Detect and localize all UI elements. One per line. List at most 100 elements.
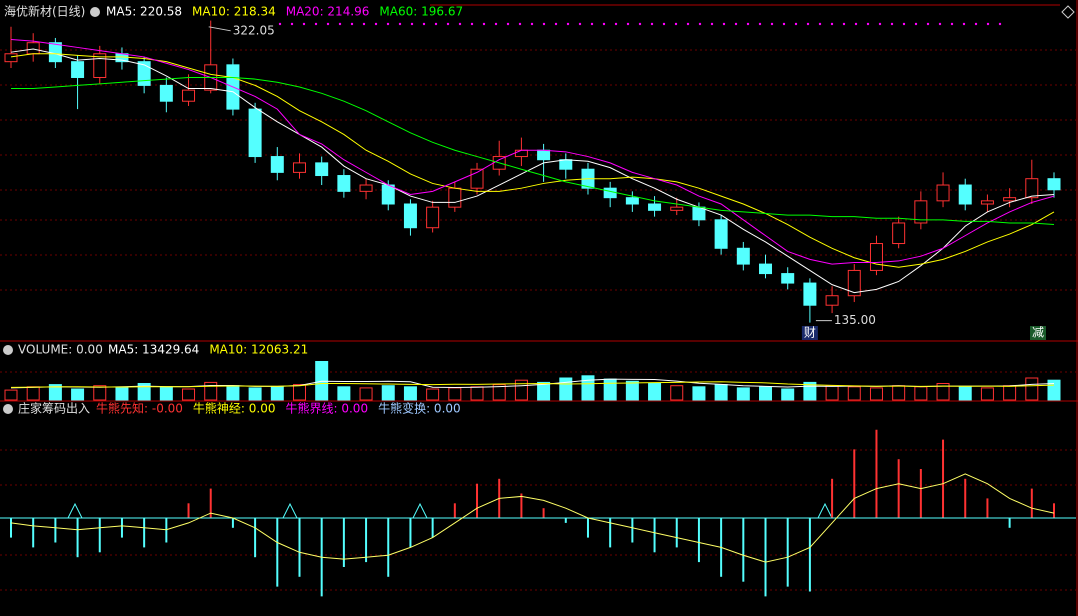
legend-label: MA10: 12063.21 xyxy=(209,343,308,357)
signal-dot xyxy=(566,22,570,26)
signal-dot xyxy=(602,22,606,26)
legend-label: 牛熊界线: 0.00 xyxy=(286,401,369,416)
signal-dot xyxy=(794,22,798,26)
candle-body xyxy=(1025,178,1039,199)
signal xyxy=(817,502,833,519)
signal-dot xyxy=(494,22,498,26)
volume-bar xyxy=(292,384,306,401)
icon[interactable] xyxy=(3,345,13,355)
signal-dot xyxy=(530,22,534,26)
candle-body xyxy=(448,187,462,208)
signal-dot xyxy=(950,22,954,26)
signal-dot xyxy=(482,22,486,26)
signal-dot xyxy=(818,22,822,26)
volume-bar xyxy=(559,377,573,401)
signal-dot xyxy=(590,22,594,26)
signal-dot xyxy=(974,22,978,26)
volume-bar xyxy=(1025,377,1039,401)
signal xyxy=(412,502,428,519)
icon[interactable] xyxy=(1061,5,1075,19)
volume-title: VOLUME: 0.00 xyxy=(18,343,103,357)
volume-bar xyxy=(781,388,795,401)
icon[interactable] xyxy=(90,7,100,17)
signal-dot xyxy=(554,22,558,26)
line xyxy=(10,53,1055,268)
volume-bar xyxy=(448,387,462,401)
volume-bar xyxy=(936,383,950,401)
signal-dot xyxy=(446,22,450,26)
legend-label: MA60: 196.67 xyxy=(379,5,463,19)
volume-bar xyxy=(71,388,85,401)
volume-bar xyxy=(958,386,972,401)
line xyxy=(10,473,1055,563)
legend-label: MA5: 220.58 xyxy=(106,5,182,19)
signal-dot xyxy=(734,22,738,26)
legend-label: 牛熊先知: -0.00 xyxy=(96,401,183,416)
signal-dot xyxy=(722,22,726,26)
signal-dot xyxy=(302,22,306,26)
signal-dot xyxy=(578,22,582,26)
volume-bar xyxy=(803,381,817,401)
volume-bar xyxy=(670,385,684,401)
legend-label: MA10: 218.34 xyxy=(192,5,276,19)
signal-dot xyxy=(938,22,942,26)
signal-dot xyxy=(770,22,774,26)
volume-bar xyxy=(26,386,40,401)
candle-body xyxy=(648,203,662,211)
signal-dot xyxy=(842,22,846,26)
candle-body xyxy=(337,175,351,192)
candle-body xyxy=(625,197,639,205)
signal xyxy=(282,502,298,519)
signal-dot xyxy=(782,22,786,26)
signal-dot xyxy=(674,22,678,26)
signal-dot xyxy=(626,22,630,26)
event-marker: 减 xyxy=(1032,326,1044,340)
volume-bar xyxy=(470,386,484,401)
volume-bar xyxy=(736,387,750,401)
candle-body xyxy=(892,222,906,245)
candle-body xyxy=(426,206,440,229)
signal-dot xyxy=(398,22,402,26)
volume-bar xyxy=(869,387,883,401)
signal-dot xyxy=(326,22,330,26)
candle-body xyxy=(381,184,395,205)
volume-bar xyxy=(825,385,839,401)
candle-body xyxy=(514,149,528,158)
volume-bar xyxy=(115,387,129,401)
candle-body xyxy=(914,200,928,224)
volume-bar xyxy=(403,386,417,401)
candle-body xyxy=(159,84,173,102)
chart-title: 海优新材(日线) xyxy=(4,4,85,19)
signal-dot xyxy=(758,22,762,26)
signal-dot xyxy=(998,22,1002,26)
candle-body xyxy=(71,61,85,78)
candle-body xyxy=(1003,197,1017,202)
volume-bar xyxy=(648,383,662,401)
event-marker: 财 xyxy=(804,326,816,340)
signal-dot xyxy=(278,22,282,26)
candle-body xyxy=(26,42,40,55)
signal-dot xyxy=(338,22,342,26)
icon[interactable] xyxy=(3,404,13,414)
signal-dot xyxy=(926,22,930,26)
legend-label: 牛熊变换: 0.00 xyxy=(378,401,461,416)
signal-dot xyxy=(350,22,354,26)
volume-bar xyxy=(381,385,395,401)
legend-label: 牛熊神经: 0.00 xyxy=(193,401,276,416)
legend-label: MA20: 214.96 xyxy=(286,5,370,19)
candle-body xyxy=(359,184,373,192)
indicator-title: 庄家筹码出入 xyxy=(18,401,90,416)
volume-bar xyxy=(892,385,906,401)
signal-dot xyxy=(806,22,810,26)
low-label: 135.00 xyxy=(834,313,876,327)
annotation-arrow xyxy=(208,26,231,32)
candle-body xyxy=(315,162,329,177)
volume-bar xyxy=(692,386,706,401)
candle-body xyxy=(670,206,684,211)
line xyxy=(11,76,1055,226)
volume-bar xyxy=(315,361,329,401)
signal-dot xyxy=(698,22,702,26)
signal-dot xyxy=(902,22,906,26)
candle-body xyxy=(137,61,151,86)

* * *

Turn the lines above into a JSON list of strings, one string per line, with blank lines left out. Leave the picture out of the list.

Task answer —
[
  "Detect and localize all UI elements. One per line. List at most 100 elements.",
  "legend-label: MA10: 12063.21 xyxy=(209,343,308,357)",
  "signal-dot xyxy=(566,22,570,26)",
  "signal-dot xyxy=(602,22,606,26)",
  "legend-label: 牛熊界线: 0.00 xyxy=(286,401,369,416)",
  "signal-dot xyxy=(794,22,798,26)",
  "candle-body xyxy=(1025,178,1039,199)",
  "signal xyxy=(817,502,833,519)",
  "signal-dot xyxy=(494,22,498,26)",
  "volume-bar xyxy=(292,384,306,401)",
  "icon[interactable] xyxy=(3,345,13,355)",
  "signal-dot xyxy=(530,22,534,26)",
  "candle-body xyxy=(448,187,462,208)",
  "signal-dot xyxy=(950,22,954,26)",
  "signal-dot xyxy=(482,22,486,26)",
  "signal-dot xyxy=(818,22,822,26)",
  "volume-bar xyxy=(559,377,573,401)",
  "signal-dot xyxy=(590,22,594,26)",
  "signal-dot xyxy=(974,22,978,26)",
  "volume-bar xyxy=(1025,377,1039,401)",
  "signal xyxy=(412,502,428,519)",
  "icon[interactable] xyxy=(1061,5,1075,19)",
  "volume-title: VOLUME: 0.00 xyxy=(18,343,103,357)",
  "volume-bar xyxy=(781,388,795,401)",
  "icon[interactable] xyxy=(90,7,100,17)",
  "signal-dot xyxy=(554,22,558,26)",
  "line xyxy=(10,53,1055,268)",
  "volume-bar xyxy=(448,387,462,401)",
  "volume-bar xyxy=(936,383,950,401)",
  "signal-dot xyxy=(446,22,450,26)",
  "legend-label: MA60: 196.67 xyxy=(379,5,463,19)",
  "volume-bar xyxy=(71,388,85,401)",
  "volume-bar xyxy=(958,386,972,401)",
  "line xyxy=(10,473,1055,563)",
  "legend-label: MA5: 220.58 xyxy=(106,5,182,19)",
  "signal-dot xyxy=(734,22,738,26)",
  "legend-label: 牛熊先知: -0.00 xyxy=(96,401,183,416)",
  "signal-dot xyxy=(722,22,726,26)",
  "signal-dot xyxy=(302,22,306,26)",
  "signal-dot xyxy=(578,22,582,26)",
  "volume-bar xyxy=(803,381,817,401)",
  "volume-bar xyxy=(670,385,684,401)",
  "legend-label: MA10: 218.34 xyxy=(192,5,276,19)",
  "signal-dot xyxy=(938,22,942,26)",
  "signal-dot xyxy=(770,22,774,26)",
  "volume-bar xyxy=(26,386,40,401)",
  "candle-body xyxy=(648,203,662,211)",
  "signal-dot xyxy=(842,22,846,26)",
  "candle-body xyxy=(337,175,351,192)",
  "candle-body xyxy=(625,197,639,205)",
  "signal xyxy=(282,502,298,519)",
  "signal-dot xyxy=(782,22,786,26)",
  "signal-dot xyxy=(674,22,678,26)",
  "signal-dot xyxy=(626,22,630,26)",
  "event-marker: 减 xyxy=(1032,326,1044,340)",
  "volume-bar xyxy=(470,386,484,401)",
  "volume-bar xyxy=(736,387,750,401)",
  "candle-body xyxy=(892,222,906,245)",
  "candle-body xyxy=(426,206,440,229)",
  "signal-dot xyxy=(398,22,402,26)",
  "volume-bar xyxy=(869,387,883,401)",
  "signal-dot xyxy=(326,22,330,26)",
  "candle-body xyxy=(381,184,395,205)",
  "volume-bar xyxy=(825,385,839,401)",
  "candle-body xyxy=(514,149,528,158)",
  "volume-bar xyxy=(115,387,129,401)",
  "candle-body xyxy=(914,200,928,224)",
  "volume-bar xyxy=(403,386,417,401)",
  "candle-body xyxy=(159,84,173,102)",
  "chart-title: 海优新材(日线) xyxy=(4,4,85,19)",
  "signal-dot xyxy=(758,22,762,26)",
  "signal-dot xyxy=(998,22,1002,26)",
  "candle-body xyxy=(71,61,85,78)",
  "candle-body xyxy=(1003,197,1017,202)",
  "volume-bar xyxy=(648,383,662,401)",
  "event-marker: 财 xyxy=(804,326,816,340)",
  "signal-dot xyxy=(278,22,282,26)",
  "candle-body xyxy=(26,42,40,55)",
  "signal-dot xyxy=(338,22,342,26)",
  "icon[interactable] xyxy=(3,404,13,414)",
  "signal-dot xyxy=(926,22,930,26)",
  "legend-label: 牛熊变换: 0.00 xyxy=(378,401,461,416)",
  "signal-dot xyxy=(350,22,354,26)",
  "volume-bar xyxy=(381,385,395,401)",
  "legend-label: 牛熊神经: 0.00 xyxy=(193,401,276,416)",
  "legend-label: MA20: 214.96 xyxy=(286,5,370,19)",
  "candle-body xyxy=(359,184,373,192)",
  "indicator-title: 庄家筹码出入 xyxy=(18,401,90,416)",
  "volume-bar xyxy=(892,385,906,401)",
  "signal-dot xyxy=(806,22,810,26)",
  "low-label: 135.00 xyxy=(834,313,876,327)",
  "annotation-arrow xyxy=(208,26,231,32)",
  "candle-body xyxy=(315,162,329,177)",
  "volume-bar xyxy=(692,386,706,401)",
  "candle-body xyxy=(670,206,684,211)",
  "line xyxy=(11,76,1055,226)",
  "volume-bar xyxy=(315,361,329,401)",
  "signal-dot xyxy=(698,22,702,26)",
  "signal-dot xyxy=(902,22,906,26)",
  "candle-body xyxy=(137,61,151,86)"
]